- YOUR GOAL:
Produce an exact copy of all the records.
------ SUPPLIED DATA
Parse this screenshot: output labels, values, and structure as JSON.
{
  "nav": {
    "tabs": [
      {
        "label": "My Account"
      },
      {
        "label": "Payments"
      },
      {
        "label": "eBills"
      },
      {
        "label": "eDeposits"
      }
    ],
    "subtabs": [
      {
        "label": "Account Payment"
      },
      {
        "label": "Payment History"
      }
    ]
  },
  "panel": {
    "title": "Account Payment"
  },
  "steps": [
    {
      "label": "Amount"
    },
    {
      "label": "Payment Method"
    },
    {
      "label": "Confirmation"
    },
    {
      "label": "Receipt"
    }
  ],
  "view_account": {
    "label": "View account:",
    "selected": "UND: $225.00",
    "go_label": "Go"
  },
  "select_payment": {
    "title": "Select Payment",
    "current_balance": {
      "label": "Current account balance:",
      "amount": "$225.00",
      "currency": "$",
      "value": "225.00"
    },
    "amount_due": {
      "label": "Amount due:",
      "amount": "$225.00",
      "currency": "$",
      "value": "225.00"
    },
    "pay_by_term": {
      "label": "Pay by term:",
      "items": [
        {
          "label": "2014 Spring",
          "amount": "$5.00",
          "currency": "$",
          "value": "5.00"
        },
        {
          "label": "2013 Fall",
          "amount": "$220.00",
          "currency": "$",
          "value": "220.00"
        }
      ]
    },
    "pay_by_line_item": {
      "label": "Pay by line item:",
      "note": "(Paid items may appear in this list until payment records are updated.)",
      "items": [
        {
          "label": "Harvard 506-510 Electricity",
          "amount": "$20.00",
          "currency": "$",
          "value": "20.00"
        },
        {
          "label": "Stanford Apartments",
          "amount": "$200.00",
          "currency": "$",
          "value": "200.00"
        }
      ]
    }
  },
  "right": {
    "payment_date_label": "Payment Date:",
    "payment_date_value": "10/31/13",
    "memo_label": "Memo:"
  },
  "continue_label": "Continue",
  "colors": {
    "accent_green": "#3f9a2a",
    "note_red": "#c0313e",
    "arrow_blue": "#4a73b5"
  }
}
------------
- EXERCISE OUTPUT:
Parse this screenshot: output labels, values, and structure as JSON.
{
  "nav": {
    "tabs": [
      {
        "label": "My Account"
      },
      {
        "label": "Payments"
      },
      {
        "label": "eBills"
      },
      {
        "label": "eDeposits"
      }
    ],
    "subtabs": [
      {
        "label": "Account Payment"
      },
      {
        "label": "Payment History"
      }
    ]
  },
  "panel": {
    "title": "Account Payment"
  },
  "steps": [
    {
      "label": "Amount"
    },
    {
      "label": "Payment Method"
    },
    {
      "label": "Confirmation"
    },
    {
      "label": "Receipt"
    }
  ],
  "view_account": {
    "label": "View account:",
    "selected": "UND: $225.00",
    "go_label": "Go"
  },
  "select_payment": {
    "title": "Select Payment",
    "current_balance": {
      "label": "Current account balance:",
      "amount": "$225.00",
      "currency": "$",
      "value": "225.00"
    },
    "amount_due": {
      "label": "Amount due:",
      "amount": "$225.00",
      "currency": "$",
      "value": "225.00"
    },
    "pay_by_term": {
      "label": "Pay by term:",
      "items": [
        {
          "label": "2014 Spring",
          "amount": "$5.00",
          "currency": "$",
          "value": "5.00"
        },
        {
          "label": "2013 Fall",
          "amount": "$220.00",
          "currency": "$",
          "value": "220.00"
        }
      ]
    },
    "pay_by_line_item": {
      "label": "Pay by line item:",
      "note": "(Paid items may appear in this list until payment records are updated.)",
      "items": [
        {
          "label": "Harvard 506-510 Electricity",
          "amount": "$20.00",
          "currency": "$",
          "value": "20.00"
        },
        {
          "label": "Stanford Apartments",
          "amount": "$200.00",
          "currency": "$",
          "value": "200.00"
        }
      ]
    }
  },
  "right": {
    "payment_date_label": "Payment Date:",
    "payment_date_value": "10/31/13",
    "memo_label": "Memo:"
  },
  "continue_label": "Continue",
  "colors": {
    "accent_green": "#3f9a2a",
    "note_red": "#c0313e",
    "arrow_blue": "#4a73b5"
  }
}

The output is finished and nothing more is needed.